#### [INSTRUCTIONS FOR THE TASK]
Show all lines holding the string "Nonirrigated".

#### [ENTRIES]
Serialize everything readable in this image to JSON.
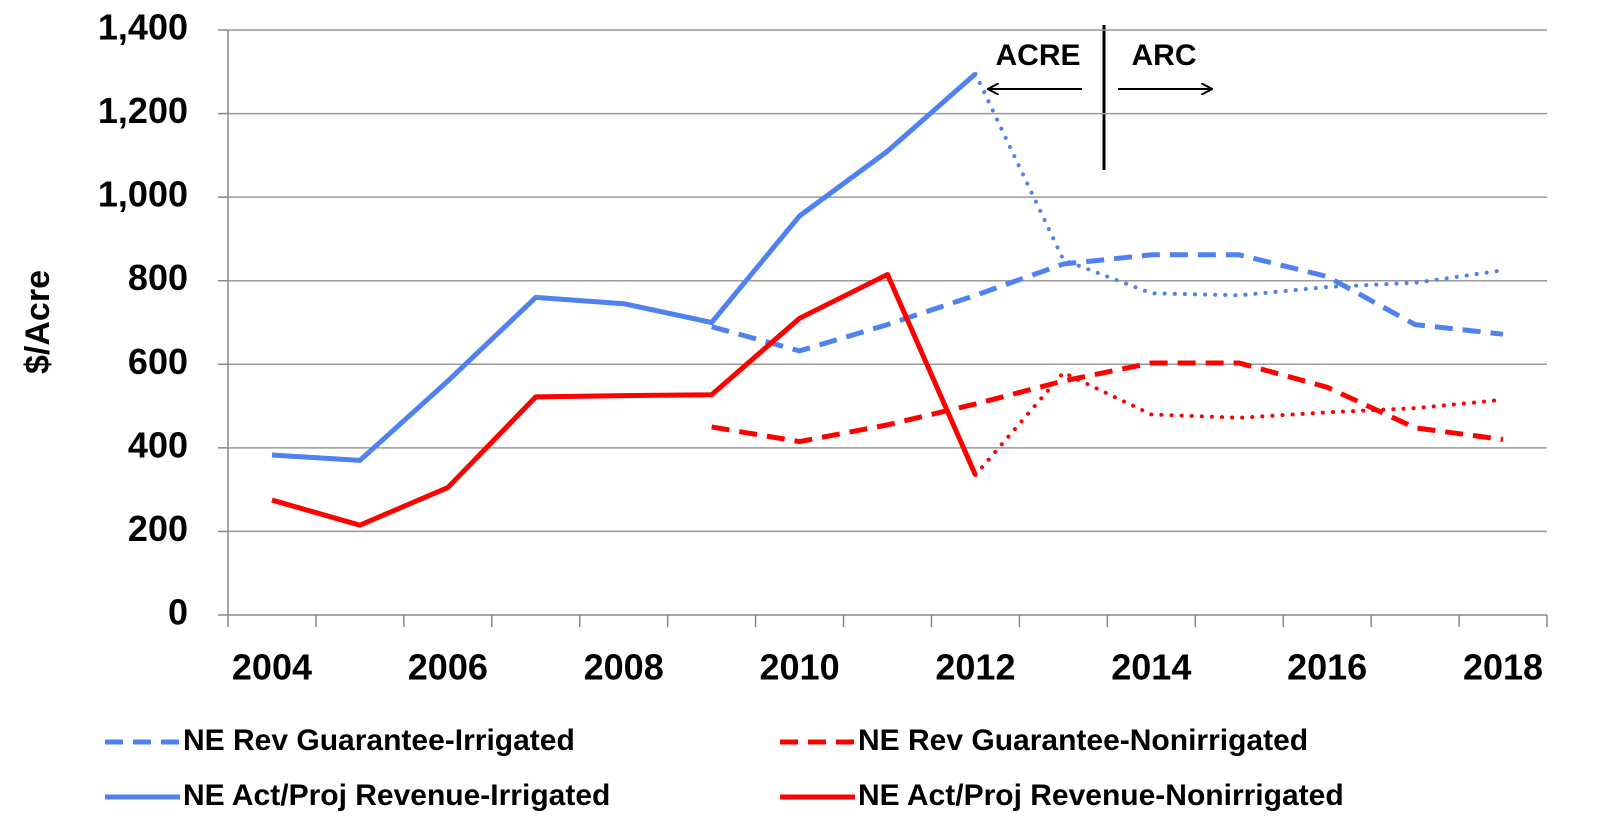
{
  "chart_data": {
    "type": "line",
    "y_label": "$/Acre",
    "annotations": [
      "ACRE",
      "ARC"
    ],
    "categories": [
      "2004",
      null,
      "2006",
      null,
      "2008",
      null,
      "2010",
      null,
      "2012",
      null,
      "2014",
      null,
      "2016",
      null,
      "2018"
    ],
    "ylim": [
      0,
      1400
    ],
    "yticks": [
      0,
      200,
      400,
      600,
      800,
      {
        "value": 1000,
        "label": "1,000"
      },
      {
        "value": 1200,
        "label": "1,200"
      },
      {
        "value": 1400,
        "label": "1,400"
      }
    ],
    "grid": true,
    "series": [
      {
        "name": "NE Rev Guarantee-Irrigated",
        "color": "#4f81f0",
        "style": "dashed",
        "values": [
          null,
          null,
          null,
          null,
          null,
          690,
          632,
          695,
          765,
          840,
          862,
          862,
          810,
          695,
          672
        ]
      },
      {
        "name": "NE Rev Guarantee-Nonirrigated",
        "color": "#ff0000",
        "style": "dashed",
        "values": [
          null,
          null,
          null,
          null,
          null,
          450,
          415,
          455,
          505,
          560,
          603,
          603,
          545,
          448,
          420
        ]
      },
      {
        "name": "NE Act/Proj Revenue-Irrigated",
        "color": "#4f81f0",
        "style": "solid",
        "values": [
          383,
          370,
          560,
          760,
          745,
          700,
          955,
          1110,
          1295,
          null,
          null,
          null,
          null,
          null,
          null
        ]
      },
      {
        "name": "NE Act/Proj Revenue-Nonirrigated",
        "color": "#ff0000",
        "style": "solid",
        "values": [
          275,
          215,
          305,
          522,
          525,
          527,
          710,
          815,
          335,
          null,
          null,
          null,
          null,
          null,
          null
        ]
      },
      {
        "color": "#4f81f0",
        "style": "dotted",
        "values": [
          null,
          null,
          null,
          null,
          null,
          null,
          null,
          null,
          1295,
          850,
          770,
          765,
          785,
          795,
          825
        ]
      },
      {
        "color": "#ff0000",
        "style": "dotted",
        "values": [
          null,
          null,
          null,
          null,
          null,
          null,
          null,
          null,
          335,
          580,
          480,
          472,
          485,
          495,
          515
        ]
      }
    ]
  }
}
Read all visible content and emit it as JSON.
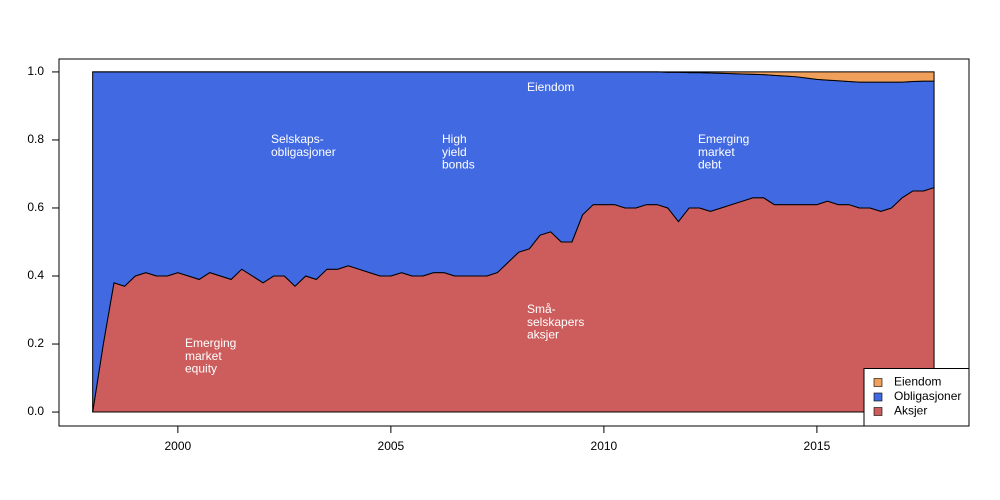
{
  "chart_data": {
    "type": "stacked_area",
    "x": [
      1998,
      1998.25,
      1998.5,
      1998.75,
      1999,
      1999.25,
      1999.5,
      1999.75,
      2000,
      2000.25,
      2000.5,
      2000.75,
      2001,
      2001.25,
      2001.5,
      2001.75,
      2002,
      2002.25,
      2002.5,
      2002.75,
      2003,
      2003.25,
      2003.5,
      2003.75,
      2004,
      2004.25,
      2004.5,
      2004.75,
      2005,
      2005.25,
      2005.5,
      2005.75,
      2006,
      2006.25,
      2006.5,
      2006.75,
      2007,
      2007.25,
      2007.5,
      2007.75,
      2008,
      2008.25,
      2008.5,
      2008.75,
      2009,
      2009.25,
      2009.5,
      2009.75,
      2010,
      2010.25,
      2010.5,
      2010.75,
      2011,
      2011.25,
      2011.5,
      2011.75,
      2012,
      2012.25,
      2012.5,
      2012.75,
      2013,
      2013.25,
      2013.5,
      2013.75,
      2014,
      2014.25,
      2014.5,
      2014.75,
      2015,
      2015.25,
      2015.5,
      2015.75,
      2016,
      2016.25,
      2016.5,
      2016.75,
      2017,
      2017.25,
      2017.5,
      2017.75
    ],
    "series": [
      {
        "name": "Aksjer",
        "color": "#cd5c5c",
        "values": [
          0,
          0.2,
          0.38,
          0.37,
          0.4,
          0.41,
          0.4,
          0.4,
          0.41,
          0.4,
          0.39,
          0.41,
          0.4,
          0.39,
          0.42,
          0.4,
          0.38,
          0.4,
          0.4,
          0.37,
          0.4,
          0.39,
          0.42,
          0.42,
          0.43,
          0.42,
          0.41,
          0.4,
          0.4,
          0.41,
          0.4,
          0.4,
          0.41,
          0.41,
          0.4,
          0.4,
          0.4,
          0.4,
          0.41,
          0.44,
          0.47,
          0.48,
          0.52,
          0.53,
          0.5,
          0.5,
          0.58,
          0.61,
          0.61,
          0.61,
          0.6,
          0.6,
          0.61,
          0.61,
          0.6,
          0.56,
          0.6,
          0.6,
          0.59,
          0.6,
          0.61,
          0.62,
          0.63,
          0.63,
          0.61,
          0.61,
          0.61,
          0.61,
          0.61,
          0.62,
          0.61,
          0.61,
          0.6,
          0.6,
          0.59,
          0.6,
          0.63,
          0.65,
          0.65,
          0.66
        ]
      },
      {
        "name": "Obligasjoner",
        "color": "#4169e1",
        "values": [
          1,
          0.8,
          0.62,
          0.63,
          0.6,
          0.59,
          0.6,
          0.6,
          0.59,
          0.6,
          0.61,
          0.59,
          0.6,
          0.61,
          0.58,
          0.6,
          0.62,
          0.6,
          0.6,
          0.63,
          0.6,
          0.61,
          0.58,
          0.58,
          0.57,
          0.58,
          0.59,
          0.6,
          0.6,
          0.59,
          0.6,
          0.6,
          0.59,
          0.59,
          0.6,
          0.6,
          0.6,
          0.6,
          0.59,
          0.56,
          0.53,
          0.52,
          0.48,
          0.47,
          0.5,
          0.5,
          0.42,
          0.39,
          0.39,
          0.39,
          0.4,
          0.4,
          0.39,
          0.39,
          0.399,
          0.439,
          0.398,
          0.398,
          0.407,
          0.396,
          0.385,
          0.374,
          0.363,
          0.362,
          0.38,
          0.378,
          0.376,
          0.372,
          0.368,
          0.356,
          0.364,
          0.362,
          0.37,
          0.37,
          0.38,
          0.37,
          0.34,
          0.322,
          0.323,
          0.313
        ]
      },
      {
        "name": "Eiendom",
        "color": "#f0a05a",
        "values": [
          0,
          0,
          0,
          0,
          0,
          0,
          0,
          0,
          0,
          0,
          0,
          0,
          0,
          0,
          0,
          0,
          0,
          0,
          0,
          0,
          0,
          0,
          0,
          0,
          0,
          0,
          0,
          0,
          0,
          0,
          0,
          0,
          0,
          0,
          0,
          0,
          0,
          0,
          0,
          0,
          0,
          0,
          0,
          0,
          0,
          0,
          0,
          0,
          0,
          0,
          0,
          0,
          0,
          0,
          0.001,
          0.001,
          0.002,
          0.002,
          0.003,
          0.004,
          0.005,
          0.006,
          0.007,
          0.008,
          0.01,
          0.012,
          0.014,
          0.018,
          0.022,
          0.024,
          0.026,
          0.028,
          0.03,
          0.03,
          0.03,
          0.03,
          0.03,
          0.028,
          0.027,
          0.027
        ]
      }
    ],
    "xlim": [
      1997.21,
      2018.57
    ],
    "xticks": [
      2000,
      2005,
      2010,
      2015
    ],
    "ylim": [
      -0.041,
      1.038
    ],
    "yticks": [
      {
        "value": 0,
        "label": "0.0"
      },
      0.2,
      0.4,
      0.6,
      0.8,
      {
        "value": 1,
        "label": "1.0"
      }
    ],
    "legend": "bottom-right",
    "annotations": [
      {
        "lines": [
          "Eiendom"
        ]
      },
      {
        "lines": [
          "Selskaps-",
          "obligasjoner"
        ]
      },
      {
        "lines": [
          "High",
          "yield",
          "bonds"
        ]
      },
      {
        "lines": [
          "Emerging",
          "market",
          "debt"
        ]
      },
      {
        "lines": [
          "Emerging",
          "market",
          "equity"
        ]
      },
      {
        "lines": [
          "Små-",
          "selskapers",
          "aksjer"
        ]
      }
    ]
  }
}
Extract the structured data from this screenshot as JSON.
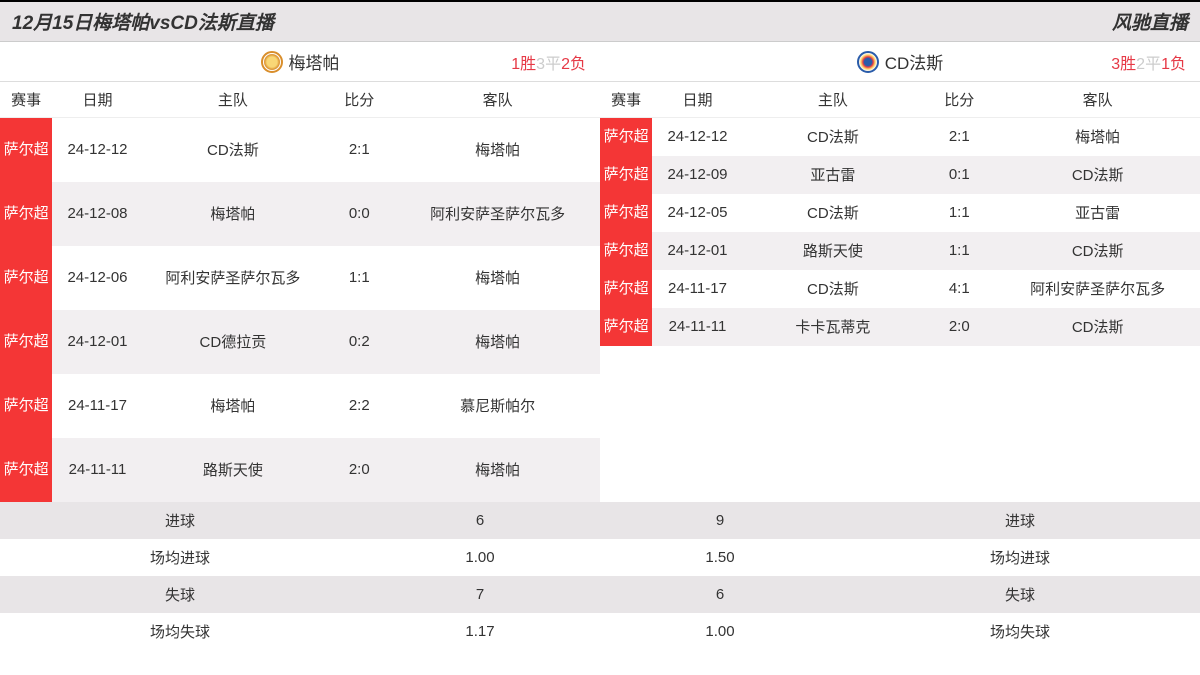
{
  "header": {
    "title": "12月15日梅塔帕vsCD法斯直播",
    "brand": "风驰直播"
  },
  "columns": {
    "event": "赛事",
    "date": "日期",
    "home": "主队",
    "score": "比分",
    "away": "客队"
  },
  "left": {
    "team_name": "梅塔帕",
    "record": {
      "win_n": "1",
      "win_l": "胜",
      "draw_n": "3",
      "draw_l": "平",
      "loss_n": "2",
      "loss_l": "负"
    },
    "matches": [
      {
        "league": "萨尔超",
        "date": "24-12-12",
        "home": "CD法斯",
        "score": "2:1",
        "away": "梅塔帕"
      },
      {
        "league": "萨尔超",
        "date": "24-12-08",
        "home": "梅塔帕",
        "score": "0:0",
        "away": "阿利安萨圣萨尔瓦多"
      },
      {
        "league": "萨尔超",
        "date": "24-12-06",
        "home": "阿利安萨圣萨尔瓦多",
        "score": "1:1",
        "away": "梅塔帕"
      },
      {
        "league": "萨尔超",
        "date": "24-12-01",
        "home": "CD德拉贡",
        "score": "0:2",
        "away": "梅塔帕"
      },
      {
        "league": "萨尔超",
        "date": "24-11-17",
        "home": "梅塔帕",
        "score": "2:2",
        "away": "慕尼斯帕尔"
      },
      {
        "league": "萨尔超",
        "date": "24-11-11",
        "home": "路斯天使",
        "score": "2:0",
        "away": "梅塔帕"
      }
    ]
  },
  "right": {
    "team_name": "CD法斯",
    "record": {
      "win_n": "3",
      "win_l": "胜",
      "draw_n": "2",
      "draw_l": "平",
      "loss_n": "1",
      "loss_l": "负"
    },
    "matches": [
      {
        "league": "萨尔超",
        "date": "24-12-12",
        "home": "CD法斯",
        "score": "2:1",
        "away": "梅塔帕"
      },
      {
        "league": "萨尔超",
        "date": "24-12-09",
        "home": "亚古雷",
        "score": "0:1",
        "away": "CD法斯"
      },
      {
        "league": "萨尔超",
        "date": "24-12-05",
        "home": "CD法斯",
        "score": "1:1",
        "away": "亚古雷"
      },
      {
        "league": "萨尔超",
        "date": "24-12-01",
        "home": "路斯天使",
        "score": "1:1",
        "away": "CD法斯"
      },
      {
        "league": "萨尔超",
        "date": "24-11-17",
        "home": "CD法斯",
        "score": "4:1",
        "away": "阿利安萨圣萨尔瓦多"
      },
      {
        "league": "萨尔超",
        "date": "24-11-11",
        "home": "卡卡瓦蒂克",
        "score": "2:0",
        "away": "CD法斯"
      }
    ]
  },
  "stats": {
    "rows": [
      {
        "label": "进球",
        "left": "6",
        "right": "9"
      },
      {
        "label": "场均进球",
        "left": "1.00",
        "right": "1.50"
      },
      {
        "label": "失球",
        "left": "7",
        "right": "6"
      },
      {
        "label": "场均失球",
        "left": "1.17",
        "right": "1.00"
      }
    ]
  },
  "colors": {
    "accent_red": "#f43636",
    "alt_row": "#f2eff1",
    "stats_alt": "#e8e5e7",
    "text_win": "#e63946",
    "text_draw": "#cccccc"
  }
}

#### [FINISHED EXERCISE]
        "name": "NE Rev Guarantee-Nonirrigated",
        "name": "NE Act/Proj Revenue-Nonirrigated",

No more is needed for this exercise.